Extracted entries:
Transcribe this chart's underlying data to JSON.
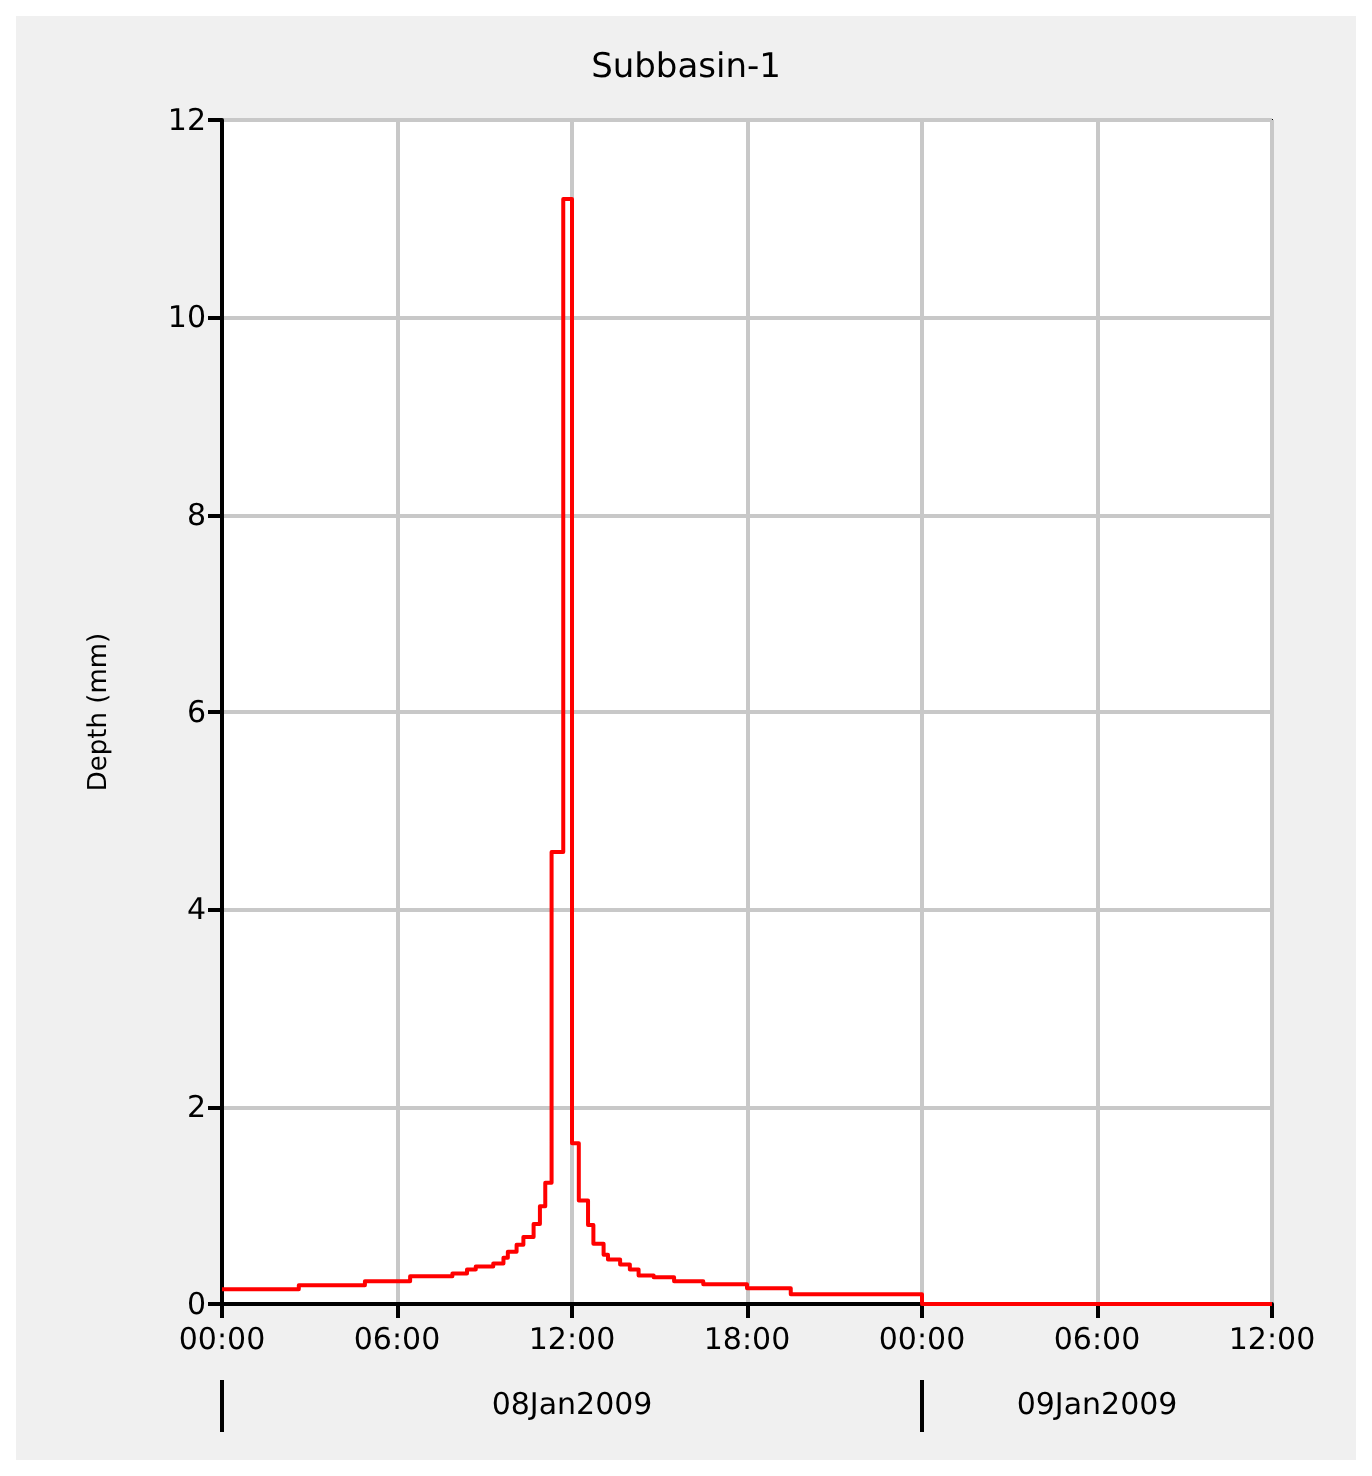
{
  "chart_data": {
    "type": "step",
    "title": "Subbasin-1",
    "ylabel": "Depth (mm)",
    "x": [
      "2009-01-08T00:00",
      "2009-01-08T02:38",
      "2009-01-08T04:54",
      "2009-01-08T06:27",
      "2009-01-08T07:54",
      "2009-01-08T08:24",
      "2009-01-08T08:42",
      "2009-01-08T09:18",
      "2009-01-08T09:39",
      "2009-01-08T09:48",
      "2009-01-08T10:06",
      "2009-01-08T10:20",
      "2009-01-08T10:41",
      "2009-01-08T10:54",
      "2009-01-08T11:05",
      "2009-01-08T11:18",
      "2009-01-08T11:42",
      "2009-01-08T12:00",
      "2009-01-08T12:14",
      "2009-01-08T12:33",
      "2009-01-08T12:44",
      "2009-01-08T13:05",
      "2009-01-08T13:14",
      "2009-01-08T13:39",
      "2009-01-08T13:59",
      "2009-01-08T14:17",
      "2009-01-08T14:48",
      "2009-01-08T15:30",
      "2009-01-08T16:30",
      "2009-01-08T18:00",
      "2009-01-08T19:30",
      "2009-01-09T00:00",
      "2009-01-09T12:00"
    ],
    "series": [
      {
        "color": "#ff0000",
        "values": [
          0.15,
          0.19,
          0.23,
          0.28,
          0.31,
          0.35,
          0.38,
          0.41,
          0.47,
          0.53,
          0.6,
          0.68,
          0.81,
          0.99,
          1.23,
          4.58,
          11.2,
          1.63,
          1.05,
          0.8,
          0.61,
          0.5,
          0.45,
          0.4,
          0.35,
          0.29,
          0.27,
          0.23,
          0.2,
          0.16,
          0.1,
          0,
          0
        ]
      }
    ],
    "xlim": [
      "2009-01-08T00:00",
      "2009-01-09T12:00"
    ],
    "xticks": [
      {
        "value": "2009-01-08T00:00",
        "label": "00:00"
      },
      {
        "value": "2009-01-08T06:00",
        "label": "06:00"
      },
      {
        "value": "2009-01-08T12:00",
        "label": "12:00"
      },
      {
        "value": "2009-01-08T18:00",
        "label": "18:00"
      },
      {
        "value": "2009-01-09T00:00",
        "label": "00:00"
      },
      {
        "value": "2009-01-09T06:00",
        "label": "06:00"
      },
      {
        "value": "2009-01-09T12:00",
        "label": "12:00"
      }
    ],
    "ylim": [
      0,
      12
    ],
    "yticks": [
      0,
      2,
      4,
      6,
      8,
      10,
      12
    ],
    "annotations": [
      "08Jan2009",
      "09Jan2009"
    ],
    "grid": true,
    "marker": "none",
    "line_style": "solid"
  }
}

What is needed: Skip the pictures and print each record exactly as it stands.

Response to the task:
Transcribe this chart's underlying data to JSON.
{
  "chart_data": {
    "type": "step",
    "title": "Subbasin-1",
    "ylabel": "Depth (mm)",
    "x": [
      "2009-01-08T00:00",
      "2009-01-08T02:38",
      "2009-01-08T04:54",
      "2009-01-08T06:27",
      "2009-01-08T07:54",
      "2009-01-08T08:24",
      "2009-01-08T08:42",
      "2009-01-08T09:18",
      "2009-01-08T09:39",
      "2009-01-08T09:48",
      "2009-01-08T10:06",
      "2009-01-08T10:20",
      "2009-01-08T10:41",
      "2009-01-08T10:54",
      "2009-01-08T11:05",
      "2009-01-08T11:18",
      "2009-01-08T11:42",
      "2009-01-08T12:00",
      "2009-01-08T12:14",
      "2009-01-08T12:33",
      "2009-01-08T12:44",
      "2009-01-08T13:05",
      "2009-01-08T13:14",
      "2009-01-08T13:39",
      "2009-01-08T13:59",
      "2009-01-08T14:17",
      "2009-01-08T14:48",
      "2009-01-08T15:30",
      "2009-01-08T16:30",
      "2009-01-08T18:00",
      "2009-01-08T19:30",
      "2009-01-09T00:00",
      "2009-01-09T12:00"
    ],
    "series": [
      {
        "color": "#ff0000",
        "values": [
          0.15,
          0.19,
          0.23,
          0.28,
          0.31,
          0.35,
          0.38,
          0.41,
          0.47,
          0.53,
          0.6,
          0.68,
          0.81,
          0.99,
          1.23,
          4.58,
          11.2,
          1.63,
          1.05,
          0.8,
          0.61,
          0.5,
          0.45,
          0.4,
          0.35,
          0.29,
          0.27,
          0.23,
          0.2,
          0.16,
          0.1,
          0,
          0
        ]
      }
    ],
    "xlim": [
      "2009-01-08T00:00",
      "2009-01-09T12:00"
    ],
    "xticks": [
      {
        "value": "2009-01-08T00:00",
        "label": "00:00"
      },
      {
        "value": "2009-01-08T06:00",
        "label": "06:00"
      },
      {
        "value": "2009-01-08T12:00",
        "label": "12:00"
      },
      {
        "value": "2009-01-08T18:00",
        "label": "18:00"
      },
      {
        "value": "2009-01-09T00:00",
        "label": "00:00"
      },
      {
        "value": "2009-01-09T06:00",
        "label": "06:00"
      },
      {
        "value": "2009-01-09T12:00",
        "label": "12:00"
      }
    ],
    "ylim": [
      0,
      12
    ],
    "yticks": [
      0,
      2,
      4,
      6,
      8,
      10,
      12
    ],
    "annotations": [
      "08Jan2009",
      "09Jan2009"
    ],
    "grid": true,
    "marker": "none",
    "line_style": "solid"
  }
}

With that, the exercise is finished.